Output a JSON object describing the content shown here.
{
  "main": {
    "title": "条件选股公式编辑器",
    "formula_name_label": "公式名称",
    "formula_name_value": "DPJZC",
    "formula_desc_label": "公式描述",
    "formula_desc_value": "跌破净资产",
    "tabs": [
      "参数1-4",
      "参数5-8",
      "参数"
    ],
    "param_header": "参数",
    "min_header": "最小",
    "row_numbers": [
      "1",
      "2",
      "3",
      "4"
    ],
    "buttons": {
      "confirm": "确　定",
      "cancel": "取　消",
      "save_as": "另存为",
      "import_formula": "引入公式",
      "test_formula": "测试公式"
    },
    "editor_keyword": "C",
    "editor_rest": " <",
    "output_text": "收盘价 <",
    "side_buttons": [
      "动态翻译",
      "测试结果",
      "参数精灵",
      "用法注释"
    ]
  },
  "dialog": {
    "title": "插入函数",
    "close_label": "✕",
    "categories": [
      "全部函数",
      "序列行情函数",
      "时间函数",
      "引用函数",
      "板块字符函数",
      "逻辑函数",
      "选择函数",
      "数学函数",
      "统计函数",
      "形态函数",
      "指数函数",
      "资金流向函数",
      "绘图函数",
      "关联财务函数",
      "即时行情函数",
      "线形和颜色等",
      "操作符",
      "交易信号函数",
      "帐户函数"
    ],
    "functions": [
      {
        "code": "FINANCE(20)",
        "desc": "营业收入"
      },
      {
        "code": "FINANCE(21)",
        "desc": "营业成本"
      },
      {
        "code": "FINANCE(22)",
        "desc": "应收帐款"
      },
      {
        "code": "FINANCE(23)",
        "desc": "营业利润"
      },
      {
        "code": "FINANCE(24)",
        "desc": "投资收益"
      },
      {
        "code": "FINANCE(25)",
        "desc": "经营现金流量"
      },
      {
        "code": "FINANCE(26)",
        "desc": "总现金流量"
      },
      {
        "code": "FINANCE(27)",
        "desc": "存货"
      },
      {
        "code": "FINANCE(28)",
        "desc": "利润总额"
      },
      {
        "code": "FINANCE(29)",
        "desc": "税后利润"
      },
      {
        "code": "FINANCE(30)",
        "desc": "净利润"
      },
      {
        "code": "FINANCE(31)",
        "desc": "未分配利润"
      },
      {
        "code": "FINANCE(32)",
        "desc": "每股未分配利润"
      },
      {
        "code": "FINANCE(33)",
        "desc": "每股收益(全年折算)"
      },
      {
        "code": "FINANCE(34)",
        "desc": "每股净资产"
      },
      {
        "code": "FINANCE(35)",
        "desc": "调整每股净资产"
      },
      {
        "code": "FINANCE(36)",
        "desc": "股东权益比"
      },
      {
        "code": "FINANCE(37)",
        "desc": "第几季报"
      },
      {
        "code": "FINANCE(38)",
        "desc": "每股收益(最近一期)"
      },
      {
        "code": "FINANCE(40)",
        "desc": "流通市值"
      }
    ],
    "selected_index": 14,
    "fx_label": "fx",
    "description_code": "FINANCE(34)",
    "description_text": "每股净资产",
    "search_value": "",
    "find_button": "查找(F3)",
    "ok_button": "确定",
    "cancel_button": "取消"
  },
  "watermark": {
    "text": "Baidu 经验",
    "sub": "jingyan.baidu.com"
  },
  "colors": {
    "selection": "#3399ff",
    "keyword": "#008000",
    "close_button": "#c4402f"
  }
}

(SHORT PROBLEM):
Repeat the data in its entirety, character for character.

(ANSWER TO THE EXERCISE):
Output a JSON object describing the content shown here.
{
  "main": {
    "title": "条件选股公式编辑器",
    "formula_name_label": "公式名称",
    "formula_name_value": "DPJZC",
    "formula_desc_label": "公式描述",
    "formula_desc_value": "跌破净资产",
    "tabs": [
      "参数1-4",
      "参数5-8",
      "参数"
    ],
    "param_header": "参数",
    "min_header": "最小",
    "row_numbers": [
      "1",
      "2",
      "3",
      "4"
    ],
    "buttons": {
      "confirm": "确　定",
      "cancel": "取　消",
      "save_as": "另存为",
      "import_formula": "引入公式",
      "test_formula": "测试公式"
    },
    "editor_keyword": "C",
    "editor_rest": " <",
    "output_text": "收盘价 <",
    "side_buttons": [
      "动态翻译",
      "测试结果",
      "参数精灵",
      "用法注释"
    ]
  },
  "dialog": {
    "title": "插入函数",
    "close_label": "✕",
    "categories": [
      "全部函数",
      "序列行情函数",
      "时间函数",
      "引用函数",
      "板块字符函数",
      "逻辑函数",
      "选择函数",
      "数学函数",
      "统计函数",
      "形态函数",
      "指数函数",
      "资金流向函数",
      "绘图函数",
      "关联财务函数",
      "即时行情函数",
      "线形和颜色等",
      "操作符",
      "交易信号函数",
      "帐户函数"
    ],
    "functions": [
      {
        "code": "FINANCE(20)",
        "desc": "营业收入"
      },
      {
        "code": "FINANCE(21)",
        "desc": "营业成本"
      },
      {
        "code": "FINANCE(22)",
        "desc": "应收帐款"
      },
      {
        "code": "FINANCE(23)",
        "desc": "营业利润"
      },
      {
        "code": "FINANCE(24)",
        "desc": "投资收益"
      },
      {
        "code": "FINANCE(25)",
        "desc": "经营现金流量"
      },
      {
        "code": "FINANCE(26)",
        "desc": "总现金流量"
      },
      {
        "code": "FINANCE(27)",
        "desc": "存货"
      },
      {
        "code": "FINANCE(28)",
        "desc": "利润总额"
      },
      {
        "code": "FINANCE(29)",
        "desc": "税后利润"
      },
      {
        "code": "FINANCE(30)",
        "desc": "净利润"
      },
      {
        "code": "FINANCE(31)",
        "desc": "未分配利润"
      },
      {
        "code": "FINANCE(32)",
        "desc": "每股未分配利润"
      },
      {
        "code": "FINANCE(33)",
        "desc": "每股收益(全年折算)"
      },
      {
        "code": "FINANCE(34)",
        "desc": "每股净资产"
      },
      {
        "code": "FINANCE(35)",
        "desc": "调整每股净资产"
      },
      {
        "code": "FINANCE(36)",
        "desc": "股东权益比"
      },
      {
        "code": "FINANCE(37)",
        "desc": "第几季报"
      },
      {
        "code": "FINANCE(38)",
        "desc": "每股收益(最近一期)"
      },
      {
        "code": "FINANCE(40)",
        "desc": "流通市值"
      }
    ],
    "selected_index": 14,
    "fx_label": "fx",
    "description_code": "FINANCE(34)",
    "description_text": "每股净资产",
    "search_value": "",
    "find_button": "查找(F3)",
    "ok_button": "确定",
    "cancel_button": "取消"
  },
  "watermark": {
    "text": "Baidu 经验",
    "sub": "jingyan.baidu.com"
  },
  "colors": {
    "selection": "#3399ff",
    "keyword": "#008000",
    "close_button": "#c4402f"
  }
}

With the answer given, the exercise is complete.